AIM OF THE TASK: Return every entry exactly as written.

— START OF DATA EXCERPTS —

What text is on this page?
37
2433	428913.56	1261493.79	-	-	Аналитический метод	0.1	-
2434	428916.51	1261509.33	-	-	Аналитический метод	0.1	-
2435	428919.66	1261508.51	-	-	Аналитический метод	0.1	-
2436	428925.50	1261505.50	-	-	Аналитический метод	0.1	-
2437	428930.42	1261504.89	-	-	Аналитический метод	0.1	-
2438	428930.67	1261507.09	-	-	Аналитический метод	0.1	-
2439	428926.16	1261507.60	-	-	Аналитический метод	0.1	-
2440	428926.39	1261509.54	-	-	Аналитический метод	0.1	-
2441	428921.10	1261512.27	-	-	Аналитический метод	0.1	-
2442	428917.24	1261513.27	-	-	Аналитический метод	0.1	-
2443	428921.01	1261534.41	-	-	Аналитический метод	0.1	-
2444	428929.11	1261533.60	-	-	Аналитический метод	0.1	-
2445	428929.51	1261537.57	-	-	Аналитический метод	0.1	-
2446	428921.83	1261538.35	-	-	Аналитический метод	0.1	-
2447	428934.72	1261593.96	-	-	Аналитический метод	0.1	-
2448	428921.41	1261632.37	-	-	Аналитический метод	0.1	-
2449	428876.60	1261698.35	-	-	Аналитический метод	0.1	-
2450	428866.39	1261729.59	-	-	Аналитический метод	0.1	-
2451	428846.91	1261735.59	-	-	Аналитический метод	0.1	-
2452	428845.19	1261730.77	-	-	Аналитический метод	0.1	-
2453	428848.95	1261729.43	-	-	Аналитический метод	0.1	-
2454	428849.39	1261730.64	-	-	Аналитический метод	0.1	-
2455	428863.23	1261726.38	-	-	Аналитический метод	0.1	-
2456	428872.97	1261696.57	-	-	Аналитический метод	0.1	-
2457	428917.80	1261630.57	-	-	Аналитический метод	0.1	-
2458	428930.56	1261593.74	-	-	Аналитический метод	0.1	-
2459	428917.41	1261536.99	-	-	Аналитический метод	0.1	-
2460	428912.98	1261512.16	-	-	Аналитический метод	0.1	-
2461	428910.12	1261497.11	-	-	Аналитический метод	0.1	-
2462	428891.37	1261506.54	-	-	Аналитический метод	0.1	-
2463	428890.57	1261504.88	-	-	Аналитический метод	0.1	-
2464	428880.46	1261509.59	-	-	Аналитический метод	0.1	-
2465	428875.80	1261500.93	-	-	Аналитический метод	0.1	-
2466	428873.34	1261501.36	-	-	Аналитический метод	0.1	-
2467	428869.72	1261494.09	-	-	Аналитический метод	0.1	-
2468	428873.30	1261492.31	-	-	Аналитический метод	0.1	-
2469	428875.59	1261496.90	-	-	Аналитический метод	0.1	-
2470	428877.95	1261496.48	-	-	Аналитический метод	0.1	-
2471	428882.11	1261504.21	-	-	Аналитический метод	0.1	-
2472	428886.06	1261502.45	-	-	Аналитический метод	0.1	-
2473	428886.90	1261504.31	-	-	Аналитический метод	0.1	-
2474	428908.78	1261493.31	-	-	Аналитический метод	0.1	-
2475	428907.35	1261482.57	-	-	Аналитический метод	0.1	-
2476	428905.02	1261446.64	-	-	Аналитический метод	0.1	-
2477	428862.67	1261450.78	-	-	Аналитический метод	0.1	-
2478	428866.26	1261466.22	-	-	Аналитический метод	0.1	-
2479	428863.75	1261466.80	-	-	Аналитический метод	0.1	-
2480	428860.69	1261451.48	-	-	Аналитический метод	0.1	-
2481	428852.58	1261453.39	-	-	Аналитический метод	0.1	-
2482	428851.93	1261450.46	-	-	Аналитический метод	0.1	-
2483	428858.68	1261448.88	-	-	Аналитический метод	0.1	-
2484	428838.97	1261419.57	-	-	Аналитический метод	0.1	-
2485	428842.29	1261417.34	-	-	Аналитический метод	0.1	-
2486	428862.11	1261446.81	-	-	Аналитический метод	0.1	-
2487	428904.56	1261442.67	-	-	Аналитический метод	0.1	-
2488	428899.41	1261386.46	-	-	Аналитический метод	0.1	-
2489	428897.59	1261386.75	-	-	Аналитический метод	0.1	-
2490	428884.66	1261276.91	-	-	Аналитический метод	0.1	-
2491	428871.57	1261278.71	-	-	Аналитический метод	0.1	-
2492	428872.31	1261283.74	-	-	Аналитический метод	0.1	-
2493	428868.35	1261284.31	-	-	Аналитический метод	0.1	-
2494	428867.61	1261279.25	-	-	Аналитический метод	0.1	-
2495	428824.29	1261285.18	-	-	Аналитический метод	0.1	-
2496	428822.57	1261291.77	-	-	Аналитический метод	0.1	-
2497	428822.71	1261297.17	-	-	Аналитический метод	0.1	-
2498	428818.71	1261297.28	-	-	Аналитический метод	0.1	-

— END OF DATA EXCERPTS —

RESULT FOR THIS EXERCISE:
What text is on this page?
37
2433	428913.56	1261493.79	-	-	Аналитический метод	0.1	-
2434	428916.51	1261509.33	-	-	Аналитический метод	0.1	-
2435	428919.66	1261508.51	-	-	Аналитический метод	0.1	-
2436	428925.50	1261505.50	-	-	Аналитический метод	0.1	-
2437	428930.42	1261504.89	-	-	Аналитический метод	0.1	-
2438	428930.67	1261507.09	-	-	Аналитический метод	0.1	-
2439	428926.16	1261507.60	-	-	Аналитический метод	0.1	-
2440	428926.39	1261509.54	-	-	Аналитический метод	0.1	-
2441	428921.10	1261512.27	-	-	Аналитический метод	0.1	-
2442	428917.24	1261513.27	-	-	Аналитический метод	0.1	-
2443	428921.01	1261534.41	-	-	Аналитический метод	0.1	-
2444	428929.11	1261533.60	-	-	Аналитический метод	0.1	-
2445	428929.51	1261537.57	-	-	Аналитический метод	0.1	-
2446	428921.83	1261538.35	-	-	Аналитический метод	0.1	-
2447	428934.72	1261593.96	-	-	Аналитический метод	0.1	-
2448	428921.41	1261632.37	-	-	Аналитический метод	0.1	-
2449	428876.60	1261698.35	-	-	Аналитический метод	0.1	-
2450	428866.39	1261729.59	-	-	Аналитический метод	0.1	-
2451	428846.91	1261735.59	-	-	Аналитический метод	0.1	-
2452	428845.19	1261730.77	-	-	Аналитический метод	0.1	-
2453	428848.95	1261729.43	-	-	Аналитический метод	0.1	-
2454	428849.39	1261730.64	-	-	Аналитический метод	0.1	-
2455	428863.23	1261726.38	-	-	Аналитический метод	0.1	-
2456	428872.97	1261696.57	-	-	Аналитический метод	0.1	-
2457	428917.80	1261630.57	-	-	Аналитический метод	0.1	-
2458	428930.56	1261593.74	-	-	Аналитический метод	0.1	-
2459	428917.41	1261536.99	-	-	Аналитический метод	0.1	-
2460	428912.98	1261512.16	-	-	Аналитический метод	0.1	-
2461	428910.12	1261497.11	-	-	Аналитический метод	0.1	-
2462	428891.37	1261506.54	-	-	Аналитический метод	0.1	-
2463	428890.57	1261504.88	-	-	Аналитический метод	0.1	-
2464	428880.46	1261509.59	-	-	Аналитический метод	0.1	-
2465	428875.80	1261500.93	-	-	Аналитический метод	0.1	-
2466	428873.34	1261501.36	-	-	Аналитический метод	0.1	-
2467	428869.72	1261494.09	-	-	Аналитический метод	0.1	-
2468	428873.30	1261492.31	-	-	Аналитический метод	0.1	-
2469	428875.59	1261496.90	-	-	Аналитический метод	0.1	-
2470	428877.95	1261496.48	-	-	Аналитический метод	0.1	-
2471	428882.11	1261504.21	-	-	Аналитический метод	0.1	-
2472	428886.06	1261502.45	-	-	Аналитический метод	0.1	-
2473	428886.90	1261504.31	-	-	Аналитический метод	0.1	-
2474	428908.78	1261493.31	-	-	Аналитический метод	0.1	-
2475	428907.35	1261482.57	-	-	Аналитический метод	0.1	-
2476	428905.02	1261446.64	-	-	Аналитический метод	0.1	-
2477	428862.67	1261450.78	-	-	Аналитический метод	0.1	-
2478	428866.26	1261466.22	-	-	Аналитический метод	0.1	-
2479	428863.75	1261466.80	-	-	Аналитический метод	0.1	-
2480	428860.69	1261451.48	-	-	Аналитический метод	0.1	-
2481	428852.58	1261453.39	-	-	Аналитический метод	0.1	-
2482	428851.93	1261450.46	-	-	Аналитический метод	0.1	-
2483	428858.68	1261448.88	-	-	Аналитический метод	0.1	-
2484	428838.97	1261419.57	-	-	Аналитический метод	0.1	-
2485	428842.29	1261417.34	-	-	Аналитический метод	0.1	-
2486	428862.11	1261446.81	-	-	Аналитический метод	0.1	-
2487	428904.56	1261442.67	-	-	Аналитический метод	0.1	-
2488	428899.41	1261386.46	-	-	Аналитический метод	0.1	-
2489	428897.59	1261386.75	-	-	Аналитический метод	0.1	-
2490	428884.66	1261276.91	-	-	Аналитический метод	0.1	-
2491	428871.57	1261278.71	-	-	Аналитический метод	0.1	-
2492	428872.31	1261283.74	-	-	Аналитический метод	0.1	-
2493	428868.35	1261284.31	-	-	Аналитический метод	0.1	-
2494	428867.61	1261279.25	-	-	Аналитический метод	0.1	-
2495	428824.29	1261285.18	-	-	Аналитический метод	0.1	-
2496	428822.57	1261291.77	-	-	Аналитический метод	0.1	-
2497	428822.71	1261297.17	-	-	Аналитический метод	0.1	-
2498	428818.71	1261297.28	-	-	Аналитический метод	0.1	-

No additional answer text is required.